Find each line holding "Testing" and copy it out.

[Data records]
— Start —

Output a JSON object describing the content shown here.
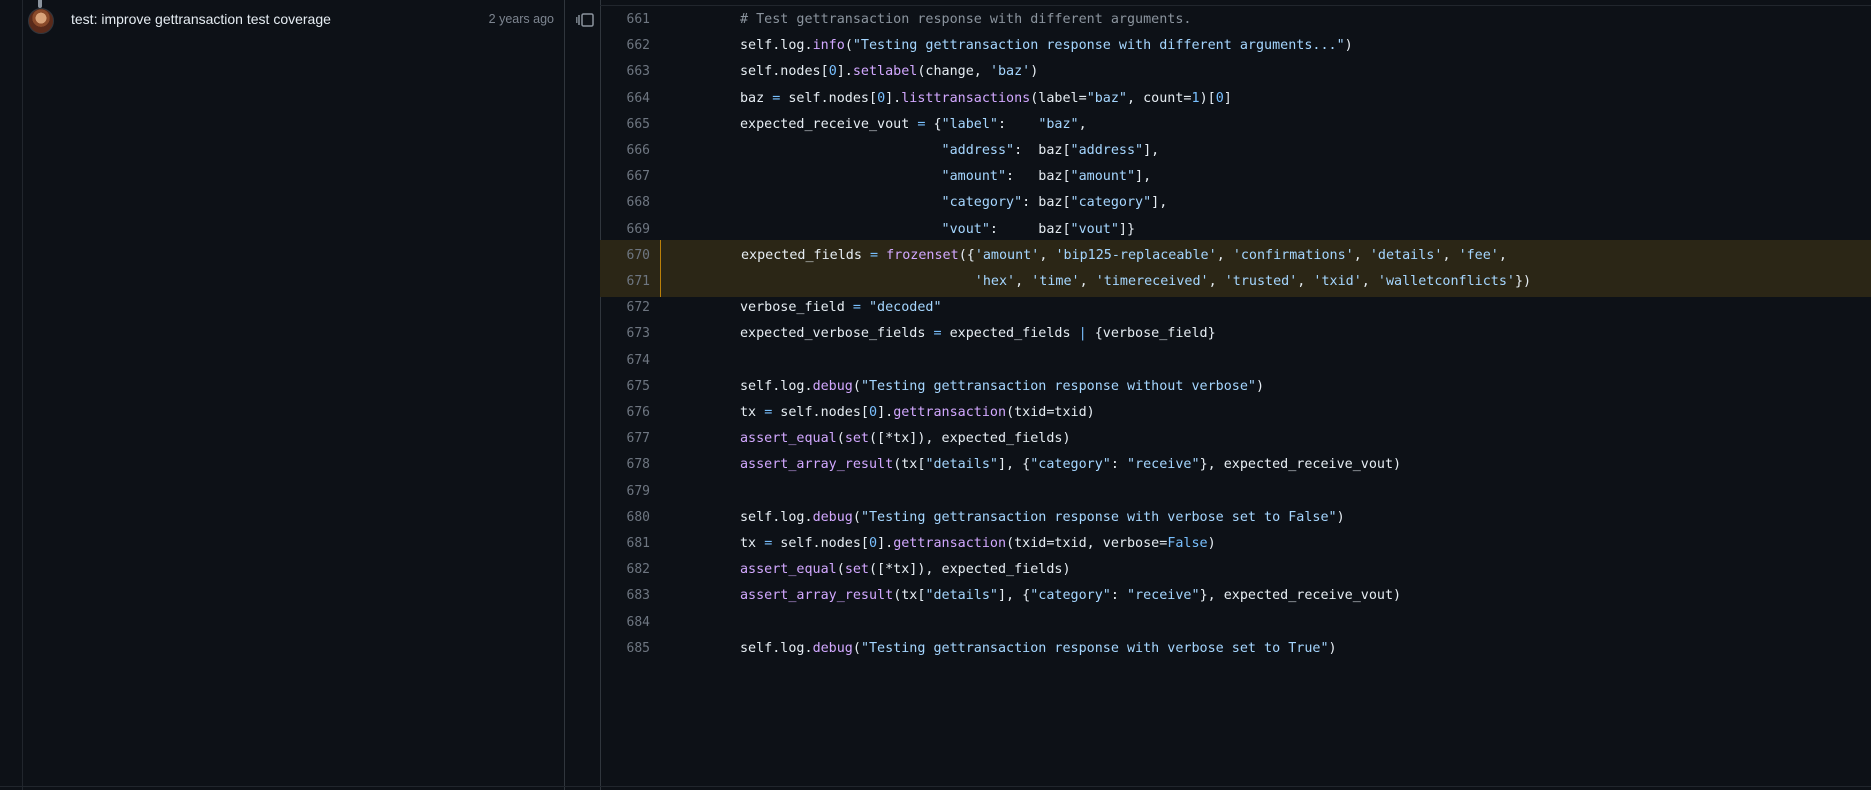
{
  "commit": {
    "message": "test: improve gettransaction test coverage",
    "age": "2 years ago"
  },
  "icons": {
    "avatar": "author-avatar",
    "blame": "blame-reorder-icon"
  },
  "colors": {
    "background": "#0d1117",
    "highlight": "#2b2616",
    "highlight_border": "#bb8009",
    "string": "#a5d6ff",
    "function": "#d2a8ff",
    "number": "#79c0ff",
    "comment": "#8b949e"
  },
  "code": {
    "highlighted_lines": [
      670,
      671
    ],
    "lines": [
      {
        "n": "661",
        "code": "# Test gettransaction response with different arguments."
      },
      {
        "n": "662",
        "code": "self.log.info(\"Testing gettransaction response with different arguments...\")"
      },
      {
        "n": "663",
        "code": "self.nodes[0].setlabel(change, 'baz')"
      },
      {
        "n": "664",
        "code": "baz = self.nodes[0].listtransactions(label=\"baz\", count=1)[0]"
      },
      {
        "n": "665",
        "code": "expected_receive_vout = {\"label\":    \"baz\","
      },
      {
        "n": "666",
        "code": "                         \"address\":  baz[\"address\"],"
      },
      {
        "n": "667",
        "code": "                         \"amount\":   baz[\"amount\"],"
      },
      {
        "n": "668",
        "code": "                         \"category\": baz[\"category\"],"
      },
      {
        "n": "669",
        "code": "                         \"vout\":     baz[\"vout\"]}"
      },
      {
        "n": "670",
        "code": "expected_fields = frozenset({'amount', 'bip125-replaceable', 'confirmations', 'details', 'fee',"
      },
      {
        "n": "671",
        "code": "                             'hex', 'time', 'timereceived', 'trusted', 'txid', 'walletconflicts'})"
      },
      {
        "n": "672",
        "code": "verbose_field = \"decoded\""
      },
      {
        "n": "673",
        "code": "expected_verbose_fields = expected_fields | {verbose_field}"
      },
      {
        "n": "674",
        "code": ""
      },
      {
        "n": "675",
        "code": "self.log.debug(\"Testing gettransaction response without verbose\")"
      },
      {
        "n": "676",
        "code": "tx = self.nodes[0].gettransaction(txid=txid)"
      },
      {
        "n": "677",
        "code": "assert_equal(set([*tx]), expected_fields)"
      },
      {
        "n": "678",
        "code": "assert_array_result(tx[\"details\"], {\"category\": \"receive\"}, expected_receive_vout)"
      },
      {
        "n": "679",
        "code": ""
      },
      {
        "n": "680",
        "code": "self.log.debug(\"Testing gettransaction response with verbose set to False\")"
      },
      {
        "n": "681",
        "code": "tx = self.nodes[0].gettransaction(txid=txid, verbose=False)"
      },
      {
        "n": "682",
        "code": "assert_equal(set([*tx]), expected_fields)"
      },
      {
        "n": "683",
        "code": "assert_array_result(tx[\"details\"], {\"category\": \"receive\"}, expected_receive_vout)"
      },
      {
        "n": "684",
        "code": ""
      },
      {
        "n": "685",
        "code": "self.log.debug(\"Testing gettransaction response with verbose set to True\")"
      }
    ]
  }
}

— End —
— Start —

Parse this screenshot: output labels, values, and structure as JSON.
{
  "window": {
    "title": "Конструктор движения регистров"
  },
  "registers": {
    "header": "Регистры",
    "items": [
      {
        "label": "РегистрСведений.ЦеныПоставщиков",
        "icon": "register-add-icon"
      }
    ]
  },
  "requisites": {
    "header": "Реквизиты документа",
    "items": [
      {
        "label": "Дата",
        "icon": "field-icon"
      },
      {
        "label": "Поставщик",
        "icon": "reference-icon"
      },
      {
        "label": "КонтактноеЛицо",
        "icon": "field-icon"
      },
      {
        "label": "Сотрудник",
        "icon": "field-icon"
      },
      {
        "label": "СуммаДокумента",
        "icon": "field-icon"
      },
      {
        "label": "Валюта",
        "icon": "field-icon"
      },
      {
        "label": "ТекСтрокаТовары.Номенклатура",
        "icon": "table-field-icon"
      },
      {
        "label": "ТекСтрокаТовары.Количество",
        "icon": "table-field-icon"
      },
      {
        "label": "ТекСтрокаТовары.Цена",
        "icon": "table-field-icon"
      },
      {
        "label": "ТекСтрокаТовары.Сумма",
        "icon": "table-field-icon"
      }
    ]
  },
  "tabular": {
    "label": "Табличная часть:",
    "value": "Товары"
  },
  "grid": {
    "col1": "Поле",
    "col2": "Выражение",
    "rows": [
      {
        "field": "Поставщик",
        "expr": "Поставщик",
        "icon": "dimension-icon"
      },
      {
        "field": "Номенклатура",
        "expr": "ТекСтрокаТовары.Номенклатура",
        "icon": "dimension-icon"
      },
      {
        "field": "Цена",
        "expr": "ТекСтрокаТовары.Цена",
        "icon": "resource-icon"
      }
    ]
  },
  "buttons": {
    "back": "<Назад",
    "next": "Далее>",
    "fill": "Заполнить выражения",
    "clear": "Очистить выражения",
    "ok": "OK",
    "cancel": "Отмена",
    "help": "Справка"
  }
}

— End —

_EXERCISE OUTPUT_
        "code": "self.log.info(\"Testing gettransaction response with different arguments...\")"
        "code": "self.log.debug(\"Testing gettransaction response without verbose\")"
        "code": "self.log.debug(\"Testing gettransaction response with verbose set to False\")"
        "code": "self.log.debug(\"Testing gettransaction response with verbose set to True\")"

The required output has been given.